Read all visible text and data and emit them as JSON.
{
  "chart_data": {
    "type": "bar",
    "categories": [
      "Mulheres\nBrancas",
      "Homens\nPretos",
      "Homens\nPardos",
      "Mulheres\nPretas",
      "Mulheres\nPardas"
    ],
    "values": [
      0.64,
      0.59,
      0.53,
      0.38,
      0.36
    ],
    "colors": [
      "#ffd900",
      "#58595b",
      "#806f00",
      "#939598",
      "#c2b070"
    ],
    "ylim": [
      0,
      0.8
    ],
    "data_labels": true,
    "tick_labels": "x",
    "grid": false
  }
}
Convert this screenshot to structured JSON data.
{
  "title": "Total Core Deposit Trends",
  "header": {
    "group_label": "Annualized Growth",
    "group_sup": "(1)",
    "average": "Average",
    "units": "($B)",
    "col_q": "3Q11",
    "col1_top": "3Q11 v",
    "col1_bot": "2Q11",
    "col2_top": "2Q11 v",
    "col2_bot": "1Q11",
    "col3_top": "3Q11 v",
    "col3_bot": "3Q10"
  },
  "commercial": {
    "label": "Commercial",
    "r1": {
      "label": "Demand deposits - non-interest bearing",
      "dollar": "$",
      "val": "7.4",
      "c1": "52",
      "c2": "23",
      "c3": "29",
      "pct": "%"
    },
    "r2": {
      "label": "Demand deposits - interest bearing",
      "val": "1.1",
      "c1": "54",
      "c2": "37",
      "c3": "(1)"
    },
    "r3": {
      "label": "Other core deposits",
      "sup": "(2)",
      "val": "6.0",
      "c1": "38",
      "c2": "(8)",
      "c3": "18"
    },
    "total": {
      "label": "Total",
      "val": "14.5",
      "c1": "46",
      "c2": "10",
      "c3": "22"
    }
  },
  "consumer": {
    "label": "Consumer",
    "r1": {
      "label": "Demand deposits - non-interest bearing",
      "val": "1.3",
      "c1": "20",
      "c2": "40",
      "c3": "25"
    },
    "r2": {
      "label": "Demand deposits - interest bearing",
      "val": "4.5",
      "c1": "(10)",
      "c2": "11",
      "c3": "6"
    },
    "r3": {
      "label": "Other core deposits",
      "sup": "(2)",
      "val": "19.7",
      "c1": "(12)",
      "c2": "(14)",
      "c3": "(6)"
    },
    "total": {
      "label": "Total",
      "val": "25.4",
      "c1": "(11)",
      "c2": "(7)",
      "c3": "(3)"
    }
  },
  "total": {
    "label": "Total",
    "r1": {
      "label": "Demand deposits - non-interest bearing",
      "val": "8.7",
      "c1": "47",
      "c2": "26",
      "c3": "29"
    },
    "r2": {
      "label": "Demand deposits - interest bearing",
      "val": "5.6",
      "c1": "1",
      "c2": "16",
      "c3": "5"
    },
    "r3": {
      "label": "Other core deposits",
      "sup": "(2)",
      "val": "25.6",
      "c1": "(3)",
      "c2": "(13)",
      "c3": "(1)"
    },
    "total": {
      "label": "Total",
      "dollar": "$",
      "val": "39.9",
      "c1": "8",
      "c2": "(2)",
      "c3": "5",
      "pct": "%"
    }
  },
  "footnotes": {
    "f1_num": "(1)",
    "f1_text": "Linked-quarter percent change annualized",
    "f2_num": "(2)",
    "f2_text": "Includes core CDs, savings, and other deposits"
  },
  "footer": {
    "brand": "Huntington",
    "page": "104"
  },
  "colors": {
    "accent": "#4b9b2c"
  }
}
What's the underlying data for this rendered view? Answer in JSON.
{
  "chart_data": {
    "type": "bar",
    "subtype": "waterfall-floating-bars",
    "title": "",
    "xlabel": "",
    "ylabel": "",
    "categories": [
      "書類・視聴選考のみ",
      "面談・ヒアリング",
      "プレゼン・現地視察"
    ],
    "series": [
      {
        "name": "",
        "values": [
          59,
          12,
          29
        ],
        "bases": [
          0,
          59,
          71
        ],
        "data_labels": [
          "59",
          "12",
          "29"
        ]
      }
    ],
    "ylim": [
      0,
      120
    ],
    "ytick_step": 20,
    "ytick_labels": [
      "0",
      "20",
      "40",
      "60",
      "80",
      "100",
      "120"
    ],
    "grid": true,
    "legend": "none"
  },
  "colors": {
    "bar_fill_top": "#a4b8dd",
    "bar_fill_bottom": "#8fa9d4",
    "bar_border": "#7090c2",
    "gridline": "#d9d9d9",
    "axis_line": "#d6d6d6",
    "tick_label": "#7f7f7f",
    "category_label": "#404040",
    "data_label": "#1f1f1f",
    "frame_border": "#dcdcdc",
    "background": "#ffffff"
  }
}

|---|

**AIM**
Write out all the data again, exactly as it appears.

**EXPECTED ANSWER**
Read all visible text and data and emit them as JSON.
{
  "chart_data": {
    "type": "bar",
    "categories": [
      "Mulheres\nBrancas",
      "Homens\nPretos",
      "Homens\nPardos",
      "Mulheres\nPretas",
      "Mulheres\nPardas"
    ],
    "values": [
      0.64,
      0.59,
      0.53,
      0.38,
      0.36
    ],
    "colors": [
      "#ffd900",
      "#58595b",
      "#806f00",
      "#939598",
      "#c2b070"
    ],
    "ylim": [
      0,
      0.8
    ],
    "data_labels": true,
    "tick_labels": "x",
    "grid": false
  }
}
Convert this screenshot to structured JSON data.
{
  "title": "Total Core Deposit Trends",
  "header": {
    "group_label": "Annualized Growth",
    "group_sup": "(1)",
    "average": "Average",
    "units": "($B)",
    "col_q": "3Q11",
    "col1_top": "3Q11 v",
    "col1_bot": "2Q11",
    "col2_top": "2Q11 v",
    "col2_bot": "1Q11",
    "col3_top": "3Q11 v",
    "col3_bot": "3Q10"
  },
  "commercial": {
    "label": "Commercial",
    "r1": {
      "label": "Demand deposits - non-interest bearing",
      "dollar": "$",
      "val": "7.4",
      "c1": "52",
      "c2": "23",
      "c3": "29",
      "pct": "%"
    },
    "r2": {
      "label": "Demand deposits - interest bearing",
      "val": "1.1",
      "c1": "54",
      "c2": "37",
      "c3": "(1)"
    },
    "r3": {
      "label": "Other core deposits",
      "sup": "(2)",
      "val": "6.0",
      "c1": "38",
      "c2": "(8)",
      "c3": "18"
    },
    "total": {
      "label": "Total",
      "val": "14.5",
      "c1": "46",
      "c2": "10",
      "c3": "22"
    }
  },
  "consumer": {
    "label": "Consumer",
    "r1": {
      "label": "Demand deposits - non-interest bearing",
      "val": "1.3",
      "c1": "20",
      "c2": "40",
      "c3": "25"
    },
    "r2": {
      "label": "Demand deposits - interest bearing",
      "val": "4.5",
      "c1": "(10)",
      "c2": "11",
      "c3": "6"
    },
    "r3": {
      "label": "Other core deposits",
      "sup": "(2)",
      "val": "19.7",
      "c1": "(12)",
      "c2": "(14)",
      "c3": "(6)"
    },
    "total": {
      "label": "Total",
      "val": "25.4",
      "c1": "(11)",
      "c2": "(7)",
      "c3": "(3)"
    }
  },
  "total": {
    "label": "Total",
    "r1": {
      "label": "Demand deposits - non-interest bearing",
      "val": "8.7",
      "c1": "47",
      "c2": "26",
      "c3": "29"
    },
    "r2": {
      "label": "Demand deposits - interest bearing",
      "val": "5.6",
      "c1": "1",
      "c2": "16",
      "c3": "5"
    },
    "r3": {
      "label": "Other core deposits",
      "sup": "(2)",
      "val": "25.6",
      "c1": "(3)",
      "c2": "(13)",
      "c3": "(1)"
    },
    "total": {
      "label": "Total",
      "dollar": "$",
      "val": "39.9",
      "c1": "8",
      "c2": "(2)",
      "c3": "5",
      "pct": "%"
    }
  },
  "footnotes": {
    "f1_num": "(1)",
    "f1_text": "Linked-quarter percent change annualized",
    "f2_num": "(2)",
    "f2_text": "Includes core CDs, savings, and other deposits"
  },
  "footer": {
    "brand": "Huntington",
    "page": "104"
  },
  "colors": {
    "accent": "#4b9b2c"
  }
}
What's the underlying data for this rendered view? Answer in JSON.
{
  "chart_data": {
    "type": "bar",
    "subtype": "waterfall-floating-bars",
    "title": "",
    "xlabel": "",
    "ylabel": "",
    "categories": [
      "書類・視聴選考のみ",
      "面談・ヒアリング",
      "プレゼン・現地視察"
    ],
    "series": [
      {
        "name": "",
        "values": [
          59,
          12,
          29
        ],
        "bases": [
          0,
          59,
          71
        ],
        "data_labels": [
          "59",
          "12",
          "29"
        ]
      }
    ],
    "ylim": [
      0,
      120
    ],
    "ytick_step": 20,
    "ytick_labels": [
      "0",
      "20",
      "40",
      "60",
      "80",
      "100",
      "120"
    ],
    "grid": true,
    "legend": "none"
  },
  "colors": {
    "bar_fill_top": "#a4b8dd",
    "bar_fill_bottom": "#8fa9d4",
    "bar_border": "#7090c2",
    "gridline": "#d9d9d9",
    "axis_line": "#d6d6d6",
    "tick_label": "#7f7f7f",
    "category_label": "#404040",
    "data_label": "#1f1f1f",
    "frame_border": "#dcdcdc",
    "background": "#ffffff"
  }
}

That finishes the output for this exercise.